Material for this task:

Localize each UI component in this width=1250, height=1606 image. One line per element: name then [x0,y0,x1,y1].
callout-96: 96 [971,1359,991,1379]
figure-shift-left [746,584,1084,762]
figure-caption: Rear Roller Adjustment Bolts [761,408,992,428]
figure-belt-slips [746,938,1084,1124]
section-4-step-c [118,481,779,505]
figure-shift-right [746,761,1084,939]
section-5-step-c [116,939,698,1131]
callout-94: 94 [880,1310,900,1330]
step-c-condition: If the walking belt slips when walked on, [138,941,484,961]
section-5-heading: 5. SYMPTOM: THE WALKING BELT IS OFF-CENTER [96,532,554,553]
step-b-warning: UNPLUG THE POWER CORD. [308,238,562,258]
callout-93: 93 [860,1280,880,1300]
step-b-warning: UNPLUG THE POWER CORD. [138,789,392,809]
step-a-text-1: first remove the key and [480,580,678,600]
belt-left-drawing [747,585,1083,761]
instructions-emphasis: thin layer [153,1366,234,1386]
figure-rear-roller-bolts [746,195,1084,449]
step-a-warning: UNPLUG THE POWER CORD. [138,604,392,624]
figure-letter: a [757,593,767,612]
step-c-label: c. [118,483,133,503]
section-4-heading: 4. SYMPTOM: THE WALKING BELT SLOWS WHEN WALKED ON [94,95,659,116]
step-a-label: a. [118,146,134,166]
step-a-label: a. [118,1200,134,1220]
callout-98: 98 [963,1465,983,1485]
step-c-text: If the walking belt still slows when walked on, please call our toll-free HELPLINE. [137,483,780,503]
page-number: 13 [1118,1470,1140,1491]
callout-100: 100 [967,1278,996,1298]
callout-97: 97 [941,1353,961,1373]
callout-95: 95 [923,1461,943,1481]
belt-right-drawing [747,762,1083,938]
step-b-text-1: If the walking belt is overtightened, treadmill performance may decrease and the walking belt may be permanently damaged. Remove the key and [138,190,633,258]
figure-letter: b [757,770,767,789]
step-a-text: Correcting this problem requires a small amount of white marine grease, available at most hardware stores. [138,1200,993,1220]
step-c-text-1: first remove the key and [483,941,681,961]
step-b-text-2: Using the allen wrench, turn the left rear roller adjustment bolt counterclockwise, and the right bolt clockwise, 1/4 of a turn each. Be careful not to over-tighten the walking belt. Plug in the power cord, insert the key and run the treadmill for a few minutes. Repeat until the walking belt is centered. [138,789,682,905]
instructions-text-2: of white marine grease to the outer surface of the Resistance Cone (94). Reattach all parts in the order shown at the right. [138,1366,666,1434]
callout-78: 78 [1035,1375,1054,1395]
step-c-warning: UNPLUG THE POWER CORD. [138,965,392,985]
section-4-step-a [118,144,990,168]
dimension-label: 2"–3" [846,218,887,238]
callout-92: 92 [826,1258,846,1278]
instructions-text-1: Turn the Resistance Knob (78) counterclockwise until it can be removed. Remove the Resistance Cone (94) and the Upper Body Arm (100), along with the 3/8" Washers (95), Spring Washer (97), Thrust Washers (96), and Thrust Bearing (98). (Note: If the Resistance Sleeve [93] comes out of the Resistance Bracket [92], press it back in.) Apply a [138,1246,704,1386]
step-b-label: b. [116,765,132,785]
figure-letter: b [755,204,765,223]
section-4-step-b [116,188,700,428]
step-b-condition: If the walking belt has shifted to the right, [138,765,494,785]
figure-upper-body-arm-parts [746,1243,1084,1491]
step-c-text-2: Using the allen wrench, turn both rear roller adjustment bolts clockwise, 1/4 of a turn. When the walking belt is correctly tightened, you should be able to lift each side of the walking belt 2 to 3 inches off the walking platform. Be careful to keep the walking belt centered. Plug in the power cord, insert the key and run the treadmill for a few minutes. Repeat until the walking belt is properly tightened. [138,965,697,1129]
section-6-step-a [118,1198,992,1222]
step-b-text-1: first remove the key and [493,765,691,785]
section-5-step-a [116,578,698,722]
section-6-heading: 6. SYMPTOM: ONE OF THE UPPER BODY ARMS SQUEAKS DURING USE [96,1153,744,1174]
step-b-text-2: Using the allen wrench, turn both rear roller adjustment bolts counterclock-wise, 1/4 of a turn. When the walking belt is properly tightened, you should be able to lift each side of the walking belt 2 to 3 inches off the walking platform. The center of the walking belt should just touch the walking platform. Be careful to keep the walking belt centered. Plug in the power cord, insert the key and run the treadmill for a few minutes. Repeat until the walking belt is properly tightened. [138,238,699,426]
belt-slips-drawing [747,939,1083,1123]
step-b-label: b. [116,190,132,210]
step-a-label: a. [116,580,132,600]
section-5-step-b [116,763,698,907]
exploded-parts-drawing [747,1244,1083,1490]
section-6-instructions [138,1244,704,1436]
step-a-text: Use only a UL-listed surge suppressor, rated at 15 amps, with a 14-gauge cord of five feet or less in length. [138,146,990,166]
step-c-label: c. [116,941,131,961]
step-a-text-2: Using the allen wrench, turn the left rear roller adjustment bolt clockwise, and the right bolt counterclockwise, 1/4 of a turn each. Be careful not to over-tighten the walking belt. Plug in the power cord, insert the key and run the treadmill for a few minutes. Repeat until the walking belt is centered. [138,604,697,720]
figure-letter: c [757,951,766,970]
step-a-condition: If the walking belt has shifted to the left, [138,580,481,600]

Exercise description: Find every row above that contains the string "condition" and copy each of those lines. Case counts.

Full answer:
step-c-condition: If the walking belt slips when walked on, [138,941,484,961]
step-b-condition: If the walking belt has shifted to the right, [138,765,494,785]
step-a-condition: If the walking belt has shifted to the left, [138,580,481,600]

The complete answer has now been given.